Searching for Quantum Effects in the Brain: A Bell-Type Test for Nonclassical Latent Representations in Autoencoders
This work addresses the fundamental problem of understanding the physics of neural computation for researchers in neuroscience and quantum information, offering a new experimental route to probe quantum-like signatures.
The authors tackled the question of whether neural information processing involves quantum-mechanical elements by proposing a model-agnostic, information-theoretic test for nonclassicality in neural representations, using autoencoders to apply a Bell-type consistency test in latent space to see if decoding statistics under multiple readout contexts can be explained by a classical distribution.
Whether neural information processing is entirely classical or involves quantum-mechanical elements remains an open question. Here we propose a model-agnostic, information-theoretic test of nonclassicality that bypasses microscopic assumptions and instead probes the structure of neural representations themselves. Using autoencoders as a transparent model system, we introduce a Bell-type consistency test in latent space, and ask whether decoding statistics obtained under multiple readout contexts can be jointly explained by a single positive latent-variable distribution. By shifting the search for quantum-like signatures in neural systems from microscopic dynamics to experimentally testable constraints on information processing, this work opens a new route for probing the fundamental physics of neural computation.

REQUIREMENT 1: In the passage on testing for quantum effects in the brain, what serves as the transparent model system?
REQUIREMENT 2: Copy word for word the part of the passage on testing for quantum effects in the brain starting at "Searching for Quantum" and ending at "probe quantum-like signatures.".
The items that come next are not needed.

Recorded data:
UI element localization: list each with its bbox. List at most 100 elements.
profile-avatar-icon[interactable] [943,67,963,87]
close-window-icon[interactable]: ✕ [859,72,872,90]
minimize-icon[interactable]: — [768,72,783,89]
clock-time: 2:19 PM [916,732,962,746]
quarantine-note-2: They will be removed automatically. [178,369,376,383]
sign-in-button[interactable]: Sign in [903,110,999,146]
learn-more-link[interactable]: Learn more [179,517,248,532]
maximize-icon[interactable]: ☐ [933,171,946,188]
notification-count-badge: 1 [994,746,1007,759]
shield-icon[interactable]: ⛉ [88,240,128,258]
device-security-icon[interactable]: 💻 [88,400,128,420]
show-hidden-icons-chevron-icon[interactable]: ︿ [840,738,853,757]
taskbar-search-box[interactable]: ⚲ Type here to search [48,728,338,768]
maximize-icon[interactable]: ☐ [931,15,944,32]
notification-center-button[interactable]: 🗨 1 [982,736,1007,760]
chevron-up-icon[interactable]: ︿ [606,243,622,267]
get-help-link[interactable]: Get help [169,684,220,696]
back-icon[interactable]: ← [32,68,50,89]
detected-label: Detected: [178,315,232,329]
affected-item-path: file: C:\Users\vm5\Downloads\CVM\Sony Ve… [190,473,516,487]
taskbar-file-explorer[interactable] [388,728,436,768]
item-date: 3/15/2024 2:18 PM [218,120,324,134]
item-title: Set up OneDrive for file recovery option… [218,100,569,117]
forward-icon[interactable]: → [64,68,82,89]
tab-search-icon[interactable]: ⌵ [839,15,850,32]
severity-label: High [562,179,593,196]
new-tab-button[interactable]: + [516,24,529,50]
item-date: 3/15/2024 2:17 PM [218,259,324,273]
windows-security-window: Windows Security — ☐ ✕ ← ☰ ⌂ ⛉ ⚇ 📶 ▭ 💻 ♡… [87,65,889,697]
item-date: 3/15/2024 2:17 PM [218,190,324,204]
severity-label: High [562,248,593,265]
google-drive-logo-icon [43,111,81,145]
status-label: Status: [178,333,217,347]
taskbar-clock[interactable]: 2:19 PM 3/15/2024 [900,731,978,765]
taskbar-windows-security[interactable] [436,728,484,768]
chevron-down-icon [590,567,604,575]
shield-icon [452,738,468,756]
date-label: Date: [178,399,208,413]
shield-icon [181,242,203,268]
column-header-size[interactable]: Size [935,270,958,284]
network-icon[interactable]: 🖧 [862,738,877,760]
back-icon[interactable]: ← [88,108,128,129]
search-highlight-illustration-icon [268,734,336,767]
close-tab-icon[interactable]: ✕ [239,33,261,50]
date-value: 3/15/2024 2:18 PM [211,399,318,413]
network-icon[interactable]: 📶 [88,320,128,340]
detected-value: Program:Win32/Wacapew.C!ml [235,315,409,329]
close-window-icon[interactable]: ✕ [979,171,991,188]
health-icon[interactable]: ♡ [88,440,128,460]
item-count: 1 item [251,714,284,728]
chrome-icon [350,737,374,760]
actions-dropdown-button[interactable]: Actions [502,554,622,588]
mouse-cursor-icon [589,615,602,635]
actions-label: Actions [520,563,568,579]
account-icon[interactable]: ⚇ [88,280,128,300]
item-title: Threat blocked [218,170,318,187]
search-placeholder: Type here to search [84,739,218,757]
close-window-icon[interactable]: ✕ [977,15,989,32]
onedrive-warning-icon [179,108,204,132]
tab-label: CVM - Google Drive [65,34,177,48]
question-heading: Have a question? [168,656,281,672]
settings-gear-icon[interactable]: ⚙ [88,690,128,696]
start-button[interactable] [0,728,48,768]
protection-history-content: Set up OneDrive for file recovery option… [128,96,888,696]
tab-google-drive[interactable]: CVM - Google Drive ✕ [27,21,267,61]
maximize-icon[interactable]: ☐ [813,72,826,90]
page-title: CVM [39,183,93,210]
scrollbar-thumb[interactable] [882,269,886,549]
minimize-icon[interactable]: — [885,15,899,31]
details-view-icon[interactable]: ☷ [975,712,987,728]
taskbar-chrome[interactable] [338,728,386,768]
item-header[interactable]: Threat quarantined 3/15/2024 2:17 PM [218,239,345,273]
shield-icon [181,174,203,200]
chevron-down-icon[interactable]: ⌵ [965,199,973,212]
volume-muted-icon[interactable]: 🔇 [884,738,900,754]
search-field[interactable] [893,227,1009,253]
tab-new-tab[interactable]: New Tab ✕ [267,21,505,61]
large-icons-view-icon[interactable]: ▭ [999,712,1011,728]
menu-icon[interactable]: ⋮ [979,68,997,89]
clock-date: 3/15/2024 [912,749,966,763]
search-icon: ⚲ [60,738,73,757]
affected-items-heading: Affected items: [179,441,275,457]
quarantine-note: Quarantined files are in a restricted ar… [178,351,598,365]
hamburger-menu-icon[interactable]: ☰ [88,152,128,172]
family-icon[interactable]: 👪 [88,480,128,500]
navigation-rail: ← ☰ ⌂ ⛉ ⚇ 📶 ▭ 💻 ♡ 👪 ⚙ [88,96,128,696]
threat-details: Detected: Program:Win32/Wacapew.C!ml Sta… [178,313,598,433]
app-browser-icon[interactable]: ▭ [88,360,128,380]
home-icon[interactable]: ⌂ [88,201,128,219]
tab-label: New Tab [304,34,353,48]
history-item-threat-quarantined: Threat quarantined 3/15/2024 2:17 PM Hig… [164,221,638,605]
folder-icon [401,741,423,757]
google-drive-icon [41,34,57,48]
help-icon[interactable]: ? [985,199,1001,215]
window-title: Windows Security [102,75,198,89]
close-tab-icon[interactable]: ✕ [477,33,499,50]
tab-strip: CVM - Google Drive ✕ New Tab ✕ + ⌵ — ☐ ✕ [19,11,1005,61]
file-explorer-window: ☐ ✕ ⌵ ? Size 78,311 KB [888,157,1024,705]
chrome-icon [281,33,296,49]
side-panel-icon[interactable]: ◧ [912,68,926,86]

ANSWER SPACE 1: Autoencoders.

ANSWER SPACE 2:
Searching for Quantum Effects in the Brain: A Bell-Type Test for Nonclassical Latent Representations in Autoencoders
This work addresses the fundamental problem of understanding the physics of neural computation for researchers in neuroscience and quantum information, offering a new experimental route to probe quantum-like signatures.